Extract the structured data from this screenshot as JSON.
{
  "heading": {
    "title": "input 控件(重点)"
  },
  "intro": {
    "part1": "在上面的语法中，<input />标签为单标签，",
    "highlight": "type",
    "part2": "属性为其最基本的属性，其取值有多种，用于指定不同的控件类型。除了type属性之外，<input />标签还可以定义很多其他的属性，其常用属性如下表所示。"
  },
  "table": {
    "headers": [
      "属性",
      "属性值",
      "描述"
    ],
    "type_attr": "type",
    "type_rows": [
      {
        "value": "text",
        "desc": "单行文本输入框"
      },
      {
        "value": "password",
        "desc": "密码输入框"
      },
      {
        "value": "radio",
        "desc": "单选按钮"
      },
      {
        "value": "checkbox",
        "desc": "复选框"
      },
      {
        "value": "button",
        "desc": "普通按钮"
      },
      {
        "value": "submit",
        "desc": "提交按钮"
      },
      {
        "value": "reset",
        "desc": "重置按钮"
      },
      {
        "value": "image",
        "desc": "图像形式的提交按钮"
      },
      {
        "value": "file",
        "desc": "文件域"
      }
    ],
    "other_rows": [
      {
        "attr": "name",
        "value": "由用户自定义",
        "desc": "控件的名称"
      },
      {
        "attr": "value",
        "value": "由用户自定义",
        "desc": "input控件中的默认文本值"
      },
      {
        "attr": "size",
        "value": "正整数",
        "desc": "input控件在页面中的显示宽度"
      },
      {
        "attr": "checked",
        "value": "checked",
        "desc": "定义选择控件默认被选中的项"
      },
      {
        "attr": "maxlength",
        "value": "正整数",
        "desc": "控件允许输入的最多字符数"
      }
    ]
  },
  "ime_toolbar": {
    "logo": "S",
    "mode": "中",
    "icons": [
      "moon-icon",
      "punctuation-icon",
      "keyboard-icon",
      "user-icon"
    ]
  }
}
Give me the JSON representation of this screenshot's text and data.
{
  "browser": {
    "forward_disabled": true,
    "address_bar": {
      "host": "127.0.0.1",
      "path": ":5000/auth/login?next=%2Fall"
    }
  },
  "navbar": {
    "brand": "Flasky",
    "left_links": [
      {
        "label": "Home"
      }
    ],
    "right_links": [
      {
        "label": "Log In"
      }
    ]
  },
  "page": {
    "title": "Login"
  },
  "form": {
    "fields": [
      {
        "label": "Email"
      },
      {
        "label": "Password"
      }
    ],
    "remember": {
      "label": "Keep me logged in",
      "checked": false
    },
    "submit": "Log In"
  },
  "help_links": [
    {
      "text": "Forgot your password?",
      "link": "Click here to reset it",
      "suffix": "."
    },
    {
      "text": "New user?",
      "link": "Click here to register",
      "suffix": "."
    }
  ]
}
________________________________________
Return exactly the lines from the one containing "Give me the" through the last line of the records above, both included, and nothing else.

# [IN RESPONSE]
Give me the JSON representation of this screenshot's text and data.
{
  "browser": {
    "forward_disabled": true,
    "address_bar": {
      "host": "127.0.0.1",
      "path": ":5000/auth/login?next=%2Fall"
    }
  },
  "navbar": {
    "brand": "Flasky",
    "left_links": [
      {
        "label": "Home"
      }
    ],
    "right_links": [
      {
        "label": "Log In"
      }
    ]
  },
  "page": {
    "title": "Login"
  },
  "form": {
    "fields": [
      {
        "label": "Email"
      },
      {
        "label": "Password"
      }
    ],
    "remember": {
      "label": "Keep me logged in",
      "checked": false
    },
    "submit": "Log In"
  },
  "help_links": [
    {
      "text": "Forgot your password?",
      "link": "Click here to reset it",
      "suffix": "."
    },
    {
      "text": "New user?",
      "link": "Click here to register",
      "suffix": "."
    }
  ]
}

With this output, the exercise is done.